TASK DIRECTIONS.
Lines holding the string "LSCO" are the ones to copy; find them all in the data.

DATA SHOWN.
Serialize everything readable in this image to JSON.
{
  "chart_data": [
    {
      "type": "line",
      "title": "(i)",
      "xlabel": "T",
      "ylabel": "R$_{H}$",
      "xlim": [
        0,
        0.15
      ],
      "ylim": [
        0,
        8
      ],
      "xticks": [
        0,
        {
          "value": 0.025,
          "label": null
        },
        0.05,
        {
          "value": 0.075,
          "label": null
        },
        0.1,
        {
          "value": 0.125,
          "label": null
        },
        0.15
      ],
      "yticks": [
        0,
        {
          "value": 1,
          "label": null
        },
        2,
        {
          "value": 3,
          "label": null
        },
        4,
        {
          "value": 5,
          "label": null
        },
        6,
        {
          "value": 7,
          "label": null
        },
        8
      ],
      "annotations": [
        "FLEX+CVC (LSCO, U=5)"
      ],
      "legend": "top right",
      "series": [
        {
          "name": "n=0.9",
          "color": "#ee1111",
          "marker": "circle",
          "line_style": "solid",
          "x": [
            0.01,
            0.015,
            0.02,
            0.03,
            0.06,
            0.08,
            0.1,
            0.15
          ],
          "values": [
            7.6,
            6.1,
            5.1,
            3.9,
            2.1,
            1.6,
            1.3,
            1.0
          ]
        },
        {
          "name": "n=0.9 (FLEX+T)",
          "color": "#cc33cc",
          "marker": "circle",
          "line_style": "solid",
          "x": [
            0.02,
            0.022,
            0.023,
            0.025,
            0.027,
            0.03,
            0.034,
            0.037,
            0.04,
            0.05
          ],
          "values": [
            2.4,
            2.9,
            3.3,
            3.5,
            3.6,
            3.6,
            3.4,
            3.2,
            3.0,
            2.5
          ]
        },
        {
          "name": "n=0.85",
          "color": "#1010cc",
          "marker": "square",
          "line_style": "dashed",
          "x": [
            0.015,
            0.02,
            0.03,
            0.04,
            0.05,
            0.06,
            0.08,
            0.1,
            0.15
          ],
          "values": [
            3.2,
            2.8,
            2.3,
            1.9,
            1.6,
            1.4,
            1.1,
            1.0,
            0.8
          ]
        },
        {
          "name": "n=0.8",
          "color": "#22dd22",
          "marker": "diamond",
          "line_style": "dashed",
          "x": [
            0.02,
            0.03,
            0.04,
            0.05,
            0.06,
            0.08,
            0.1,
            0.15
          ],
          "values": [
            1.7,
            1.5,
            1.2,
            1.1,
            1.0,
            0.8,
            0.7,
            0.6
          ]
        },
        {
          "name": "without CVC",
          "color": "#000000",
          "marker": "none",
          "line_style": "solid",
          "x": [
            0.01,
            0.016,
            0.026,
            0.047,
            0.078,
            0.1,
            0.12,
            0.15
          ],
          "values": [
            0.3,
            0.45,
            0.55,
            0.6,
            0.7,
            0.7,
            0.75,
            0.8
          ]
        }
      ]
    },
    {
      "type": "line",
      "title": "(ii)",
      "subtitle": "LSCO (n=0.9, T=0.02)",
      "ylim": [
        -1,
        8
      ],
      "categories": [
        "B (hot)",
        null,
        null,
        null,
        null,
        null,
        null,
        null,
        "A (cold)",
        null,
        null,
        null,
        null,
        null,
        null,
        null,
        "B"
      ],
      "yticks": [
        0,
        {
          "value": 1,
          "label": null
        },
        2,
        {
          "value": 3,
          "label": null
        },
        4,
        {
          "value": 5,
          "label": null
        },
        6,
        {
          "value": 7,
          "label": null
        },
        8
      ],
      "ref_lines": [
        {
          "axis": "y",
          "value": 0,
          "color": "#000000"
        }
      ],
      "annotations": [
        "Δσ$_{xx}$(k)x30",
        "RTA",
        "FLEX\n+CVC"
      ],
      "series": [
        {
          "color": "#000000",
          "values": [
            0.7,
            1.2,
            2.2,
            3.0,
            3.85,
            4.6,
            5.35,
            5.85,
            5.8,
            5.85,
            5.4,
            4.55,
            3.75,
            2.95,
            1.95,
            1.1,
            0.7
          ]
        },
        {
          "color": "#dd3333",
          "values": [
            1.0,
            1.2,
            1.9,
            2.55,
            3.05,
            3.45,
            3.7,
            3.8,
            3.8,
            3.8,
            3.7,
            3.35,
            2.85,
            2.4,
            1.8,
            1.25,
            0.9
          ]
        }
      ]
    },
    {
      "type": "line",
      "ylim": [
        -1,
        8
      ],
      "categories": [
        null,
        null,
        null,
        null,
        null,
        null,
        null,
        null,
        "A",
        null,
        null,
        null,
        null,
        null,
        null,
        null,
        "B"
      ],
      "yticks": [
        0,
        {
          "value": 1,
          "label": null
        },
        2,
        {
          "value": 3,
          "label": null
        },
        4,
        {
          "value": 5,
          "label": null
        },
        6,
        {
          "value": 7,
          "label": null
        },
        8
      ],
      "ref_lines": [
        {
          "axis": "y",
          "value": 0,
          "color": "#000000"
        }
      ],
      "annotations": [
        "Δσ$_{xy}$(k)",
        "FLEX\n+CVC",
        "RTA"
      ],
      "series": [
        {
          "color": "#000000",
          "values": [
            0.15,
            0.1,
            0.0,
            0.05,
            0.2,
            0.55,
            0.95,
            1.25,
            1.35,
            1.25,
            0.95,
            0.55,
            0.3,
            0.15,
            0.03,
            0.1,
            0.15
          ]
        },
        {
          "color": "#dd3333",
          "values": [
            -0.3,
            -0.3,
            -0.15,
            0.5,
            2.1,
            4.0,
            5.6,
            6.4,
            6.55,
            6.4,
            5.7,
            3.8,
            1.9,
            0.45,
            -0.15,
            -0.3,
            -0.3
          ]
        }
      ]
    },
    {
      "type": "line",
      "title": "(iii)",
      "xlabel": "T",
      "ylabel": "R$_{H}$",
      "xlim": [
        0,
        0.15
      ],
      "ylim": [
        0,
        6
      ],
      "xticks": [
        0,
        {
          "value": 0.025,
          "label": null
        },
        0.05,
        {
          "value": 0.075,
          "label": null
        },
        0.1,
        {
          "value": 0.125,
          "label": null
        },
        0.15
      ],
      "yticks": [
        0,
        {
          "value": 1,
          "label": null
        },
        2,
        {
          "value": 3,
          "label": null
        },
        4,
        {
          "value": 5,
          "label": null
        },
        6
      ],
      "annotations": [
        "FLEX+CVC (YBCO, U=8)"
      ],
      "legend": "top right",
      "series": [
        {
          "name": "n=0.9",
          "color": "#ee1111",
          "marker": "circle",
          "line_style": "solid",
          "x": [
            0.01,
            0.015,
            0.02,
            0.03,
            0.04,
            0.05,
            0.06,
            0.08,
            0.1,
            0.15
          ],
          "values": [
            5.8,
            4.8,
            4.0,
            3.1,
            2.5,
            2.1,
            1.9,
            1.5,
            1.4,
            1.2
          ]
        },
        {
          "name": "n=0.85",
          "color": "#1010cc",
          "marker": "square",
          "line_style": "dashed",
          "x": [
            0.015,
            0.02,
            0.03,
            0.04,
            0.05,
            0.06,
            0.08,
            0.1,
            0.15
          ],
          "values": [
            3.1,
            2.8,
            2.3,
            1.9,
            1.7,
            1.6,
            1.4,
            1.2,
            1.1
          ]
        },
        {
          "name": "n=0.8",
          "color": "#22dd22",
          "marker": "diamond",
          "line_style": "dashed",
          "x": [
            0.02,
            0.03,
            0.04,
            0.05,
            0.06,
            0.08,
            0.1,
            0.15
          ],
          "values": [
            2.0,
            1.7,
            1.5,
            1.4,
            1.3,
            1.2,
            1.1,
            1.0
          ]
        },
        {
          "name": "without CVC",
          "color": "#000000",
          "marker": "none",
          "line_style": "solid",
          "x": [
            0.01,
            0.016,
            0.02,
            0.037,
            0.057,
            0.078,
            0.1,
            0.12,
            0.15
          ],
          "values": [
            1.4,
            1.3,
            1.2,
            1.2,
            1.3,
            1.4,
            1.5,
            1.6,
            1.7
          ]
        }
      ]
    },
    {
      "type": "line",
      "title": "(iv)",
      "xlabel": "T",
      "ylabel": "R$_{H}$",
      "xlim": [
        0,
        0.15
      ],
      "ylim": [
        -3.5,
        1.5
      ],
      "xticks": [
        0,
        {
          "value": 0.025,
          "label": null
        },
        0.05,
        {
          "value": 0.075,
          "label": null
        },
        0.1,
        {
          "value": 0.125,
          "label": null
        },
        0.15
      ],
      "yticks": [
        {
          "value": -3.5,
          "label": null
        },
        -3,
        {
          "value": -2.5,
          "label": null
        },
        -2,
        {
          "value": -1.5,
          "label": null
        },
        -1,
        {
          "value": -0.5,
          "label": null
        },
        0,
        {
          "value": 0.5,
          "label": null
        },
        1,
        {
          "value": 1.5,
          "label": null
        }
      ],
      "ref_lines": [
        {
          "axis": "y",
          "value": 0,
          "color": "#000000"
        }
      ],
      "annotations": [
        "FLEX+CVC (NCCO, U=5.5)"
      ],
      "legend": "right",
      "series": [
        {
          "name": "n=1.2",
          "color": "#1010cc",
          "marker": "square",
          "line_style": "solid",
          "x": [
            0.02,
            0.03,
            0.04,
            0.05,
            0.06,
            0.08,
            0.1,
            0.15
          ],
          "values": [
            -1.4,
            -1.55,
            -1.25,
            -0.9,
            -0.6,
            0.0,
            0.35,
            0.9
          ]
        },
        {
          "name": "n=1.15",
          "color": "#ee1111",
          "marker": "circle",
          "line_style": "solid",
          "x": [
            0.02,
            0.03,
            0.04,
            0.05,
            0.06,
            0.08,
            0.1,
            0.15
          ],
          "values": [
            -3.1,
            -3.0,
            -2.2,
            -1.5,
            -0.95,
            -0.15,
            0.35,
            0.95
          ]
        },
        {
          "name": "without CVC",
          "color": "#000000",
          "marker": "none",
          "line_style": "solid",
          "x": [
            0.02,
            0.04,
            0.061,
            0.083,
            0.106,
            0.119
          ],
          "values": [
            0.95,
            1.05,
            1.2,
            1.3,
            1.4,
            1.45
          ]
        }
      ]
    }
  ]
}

ANSWER TO THE EXERCISE.
        "FLEX+CVC (LSCO, U=5)"
      "subtitle": "LSCO (n=0.9, T=0.02)",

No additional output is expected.